Tiens, c'est vrai : les pins ont laissé la place aux bouleaux. Tout comme le paysage est devenu plus vert d'ailleurs. Des champs de pomme de terre apparaissent. Nous rejoignons bientôt une charrette de foin, si humide qu'il embaume l'air. Le tracteur avance ni trop lentement pour que nous puissions le doubler, ni trop vite pour qu'il puisse nous épargner le foin qu'il sème en petites touffes... il finit par prendre à droite, tandis que les bouleaux laissent place à des chênes à l'écorce noire. Il pleut plus dru, et nous avons de nouveau perdu 1 degré... 13°C, cela commence à faire un peu juste pour un mois de juin...
Cela ne semble pas perturber l'armée de petits bras qui repiquent des poireaux dans les champs tout fraîchement retournés. La terre est devenue très meuble et très sombre. Apparemment riche. De vastes plantations de groseilliers alternent avec des allées de fraisiers et de rhubarbes.
La végétation évolue également : le bleu de pieds de sauge sauvage borde la route, les marguerites surnagent dans les prairies, et les bois se raréfient. De grands érables ont fini peu à peu par remplacer les pins, avec le renfort de quelques hêtres et de rares sapins.
Étrangeté du décor : ces 'villages HLM'. Quelques barres sont alignées en pleine campagne, bordées de tout un amoncellement de vieux matériel agricole. Pas de commerce, pas de 'cœur' de village... Des habitations sans âmes, à l'état brut. Peut-être s'agit-il de baraquements pour loger l'armée de petits bras de saisonniers.
La pluie durcit encore. Plus que nous ne sommes d'humeur à supporter. Nous nous abritons sous un abri-bus en pleine campagne le temps que le plus gros ne passe... nous demandant par moments ce que nous faisons là.

• DOCUMENTS FOURNIS
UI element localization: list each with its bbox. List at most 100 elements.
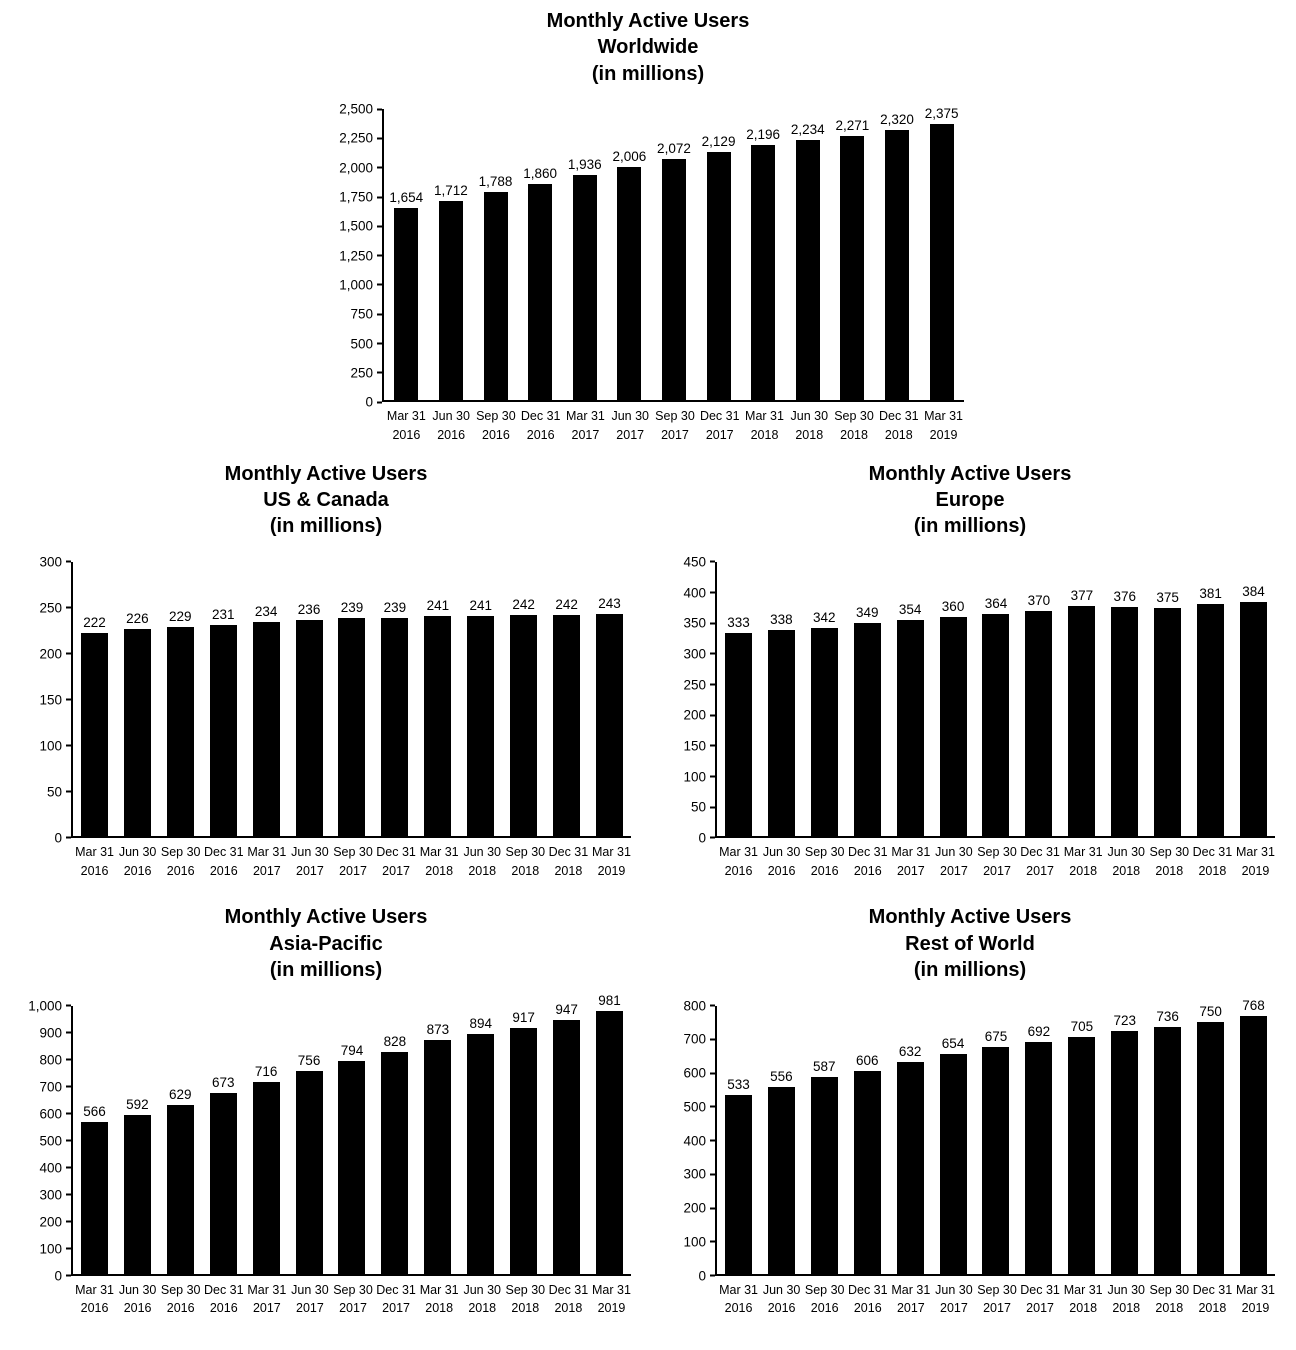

• EXERCICE ÉCRIT
Indiquez si chacune des affirmations suivantes est conforme au texte en répondant par oui ou par non, et citez à l'identique les mots du texte qui justifient votre réponse.
1. Sur la route, les bouleaux ont succédé aux pins.
2. Les voyageurs réussissent à doubler le tracteur.
3. Les « villages HLM » disposent de commerces.

• CORRIGÉ
1. Oui : « les pins ont laissé la place aux bouleaux ».
2. Non : « Le tracteur avance ni trop lentement pour que nous puissions le doubler ».
3. Non : « Pas de commerce ».